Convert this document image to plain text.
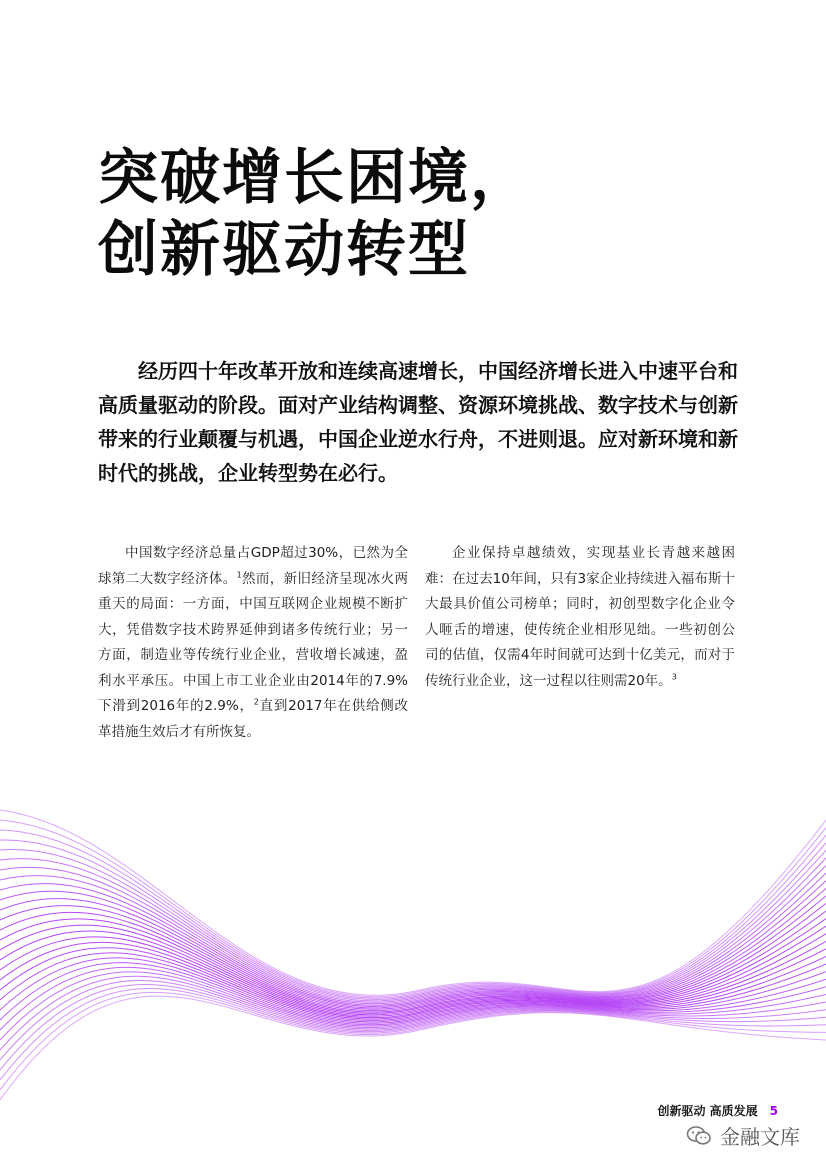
突破增长困境，
创新驱动转型

经历四十年改革开放和连续高速增长，中国经济增长进入中速平台和高质量驱动的阶段。面对产业结构调整、资源环境挑战、数字技术与创新带来的行业颠覆与机遇，中国企业逆水行舟，不进则退。应对新环境和新时代的挑战，企业转型势在必行。

中国数字经济总量占GDP超过30%，已然为全球第二大数字经济体。$^1$然而，新旧经济呈现冰火两重天的局面：一方面，中国互联网企业规模不断扩大，凭借数字技术跨界延伸到诸多传统行业；另一方面，制造业等传统行业企业，营收增长减速，盈利水平承压。中国上市工业企业由2014年的7.9%下滑到2016年的2.9%，$^2$直到2017年在供给侧改革措施生效后才有所恢复。

企业保持卓越绩效，实现基业长青越来越困难：在过去10年间，只有3家企业持续进入福布斯十大最具价值公司榜单；同时，初创型数字化企业令人咂舌的增速，使传统企业相形见绌。一些初创公司的估值，仅需4年时间就可达到十亿美元，而对于传统行业企业，这一过程以往则需20年。$^3$

创新驱动 高质发展 5
金融文库
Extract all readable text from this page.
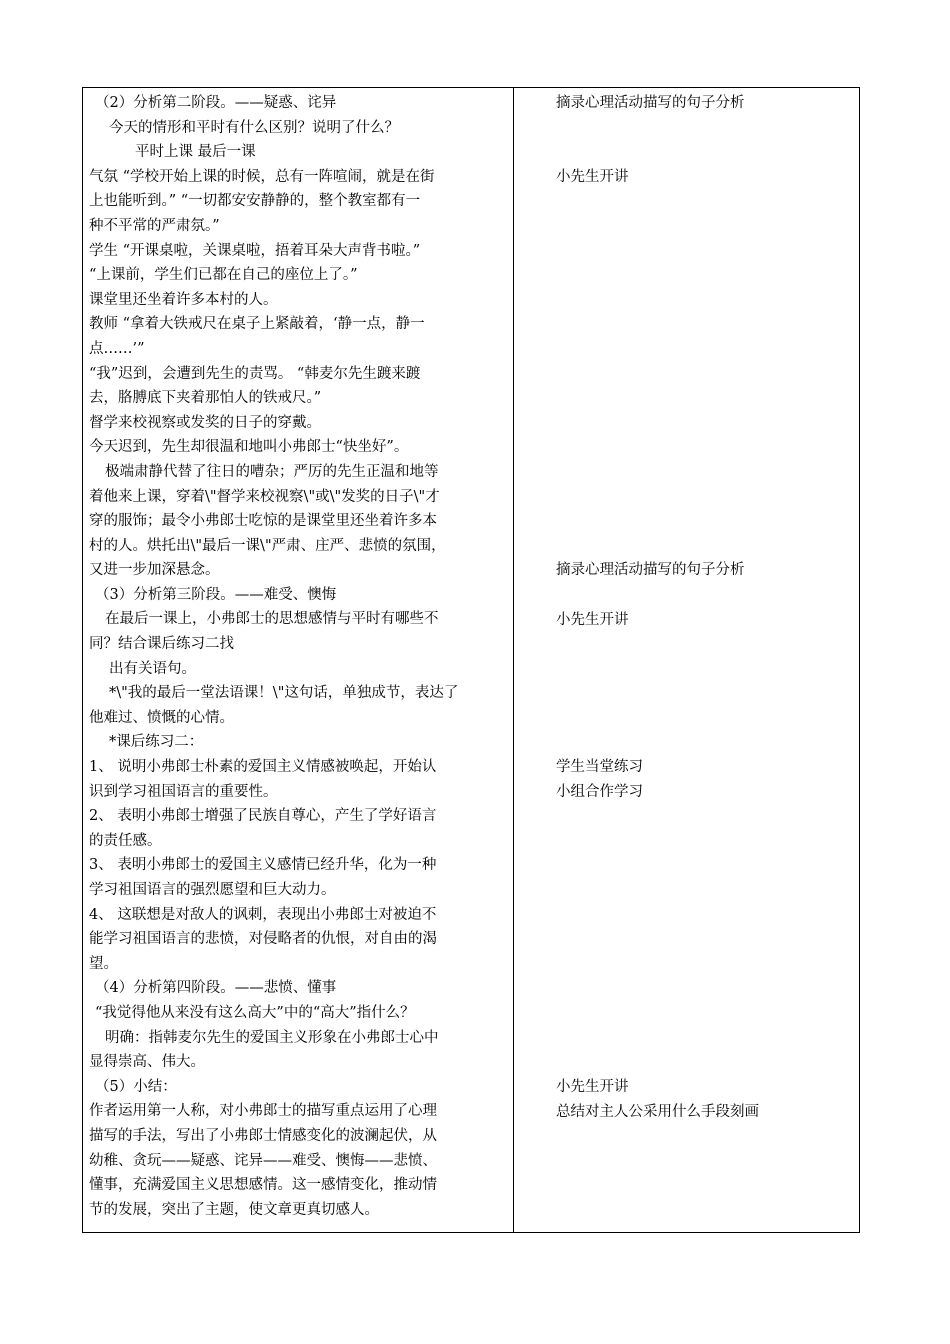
（2）分析第二阶段。——疑惑、诧异
今天的情形和平时有什么区别？说明了什么？
平时上课 最后一课
气氛 “学校开始上课的时候，总有一阵喧闹，就是在街
上也能听到。” “一切都安安静静的，整个教室都有一
种不平常的严肃氛。”
学生 “开课桌啦，关课桌啦，捂着耳朵大声背书啦。”
“上课前，学生们已都在自己的座位上了。”
课堂里还坐着许多本村的人。
教师 “拿着大铁戒尺在桌子上紧敲着，‘静一点，静一
点……’”
“我”迟到，会遭到先生的责骂。 “韩麦尔先生踱来踱
去，胳膊底下夹着那怕人的铁戒尺。”
督学来校视察或发奖的日子的穿戴。
今天迟到，先生却很温和地叫小弗郎士“快坐好”。
极端肃静代替了往日的嘈杂；严厉的先生正温和地等
着他来上课，穿着\"督学来校视察\"或\"发奖的日子\"才
穿的服饰；最令小弗郎士吃惊的是课堂里还坐着许多本
村的人。烘托出\"最后一课\"严肃、庄严、悲愤的氛围，
又进一步加深悬念。
（3）分析第三阶段。——难受、懊悔
在最后一课上，小弗郎士的思想感情与平时有哪些不
同？结合课后练习二找
出有关语句。
*\"我的最后一堂法语课！\"这句话，单独成节，表达了
他难过、愤慨的心情。
*课后练习二：
1、 说明小弗郎士朴素的爱国主义情感被唤起，开始认
识到学习祖国语言的重要性。
2、 表明小弗郎士增强了民族自尊心，产生了学好语言
的责任感。
3、 表明小弗郎士的爱国主义感情已经升华，化为一种
学习祖国语言的强烈愿望和巨大动力。
4、 这联想是对敌人的讽刺，表现出小弗郎士对被迫不
能学习祖国语言的悲愤，对侵略者的仇恨，对自由的渴
望。
（4）分析第四阶段。——悲愤、懂事
“我觉得他从来没有这么高大”中的“高大”指什么？
明确：指韩麦尔先生的爱国主义形象在小弗郎士心中
显得崇高、伟大。
（5）小结：
作者运用第一人称，对小弗郎士的描写重点运用了心理
描写的手法，写出了小弗郎士情感变化的波澜起伏，从
幼稚、贪玩——疑惑、诧异——难受、懊悔——悲愤、
懂事，充满爱国主义思想感情。这一感情变化，推动情
节的发展，突出了主题，使文章更真切感人。
摘录心理活动描写的句子分析
小先生开讲
摘录心理活动描写的句子分析
小先生开讲
学生当堂练习
小组合作学习
小先生开讲
总结对主人公采用什么手段刻画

****************

Transcribe exactly the portion of the material above that runs from the line containing "Extract all readable text from this page." through its last line, omitting all pictures.

Extract all readable text from this page.
（2）分析第二阶段。——疑惑、诧异
今天的情形和平时有什么区别？说明了什么？
平时上课 最后一课
气氛 “学校开始上课的时候，总有一阵喧闹，就是在街
上也能听到。” “一切都安安静静的，整个教室都有一
种不平常的严肃氛。”
学生 “开课桌啦，关课桌啦，捂着耳朵大声背书啦。”
“上课前，学生们已都在自己的座位上了。”
课堂里还坐着许多本村的人。
教师 “拿着大铁戒尺在桌子上紧敲着，‘静一点，静一
点……’”
“我”迟到，会遭到先生的责骂。 “韩麦尔先生踱来踱
去，胳膊底下夹着那怕人的铁戒尺。”
督学来校视察或发奖的日子的穿戴。
今天迟到，先生却很温和地叫小弗郎士“快坐好”。
极端肃静代替了往日的嘈杂；严厉的先生正温和地等
着他来上课，穿着\"督学来校视察\"或\"发奖的日子\"才
穿的服饰；最令小弗郎士吃惊的是课堂里还坐着许多本
村的人。烘托出\"最后一课\"严肃、庄严、悲愤的氛围，
又进一步加深悬念。
（3）分析第三阶段。——难受、懊悔
在最后一课上，小弗郎士的思想感情与平时有哪些不
同？结合课后练习二找
出有关语句。
*\"我的最后一堂法语课！\"这句话，单独成节，表达了
他难过、愤慨的心情。
*课后练习二：
1、 说明小弗郎士朴素的爱国主义情感被唤起，开始认
识到学习祖国语言的重要性。
2、 表明小弗郎士增强了民族自尊心，产生了学好语言
的责任感。
3、 表明小弗郎士的爱国主义感情已经升华，化为一种
学习祖国语言的强烈愿望和巨大动力。
4、 这联想是对敌人的讽刺，表现出小弗郎士对被迫不
能学习祖国语言的悲愤，对侵略者的仇恨，对自由的渴
望。
（4）分析第四阶段。——悲愤、懂事
“我觉得他从来没有这么高大”中的“高大”指什么？
明确：指韩麦尔先生的爱国主义形象在小弗郎士心中
显得崇高、伟大。
（5）小结：
作者运用第一人称，对小弗郎士的描写重点运用了心理
描写的手法，写出了小弗郎士情感变化的波澜起伏，从
幼稚、贪玩——疑惑、诧异——难受、懊悔——悲愤、
懂事，充满爱国主义思想感情。这一感情变化，推动情
节的发展，突出了主题，使文章更真切感人。
摘录心理活动描写的句子分析
小先生开讲
摘录心理活动描写的句子分析
小先生开讲
学生当堂练习
小组合作学习
小先生开讲
总结对主人公采用什么手段刻画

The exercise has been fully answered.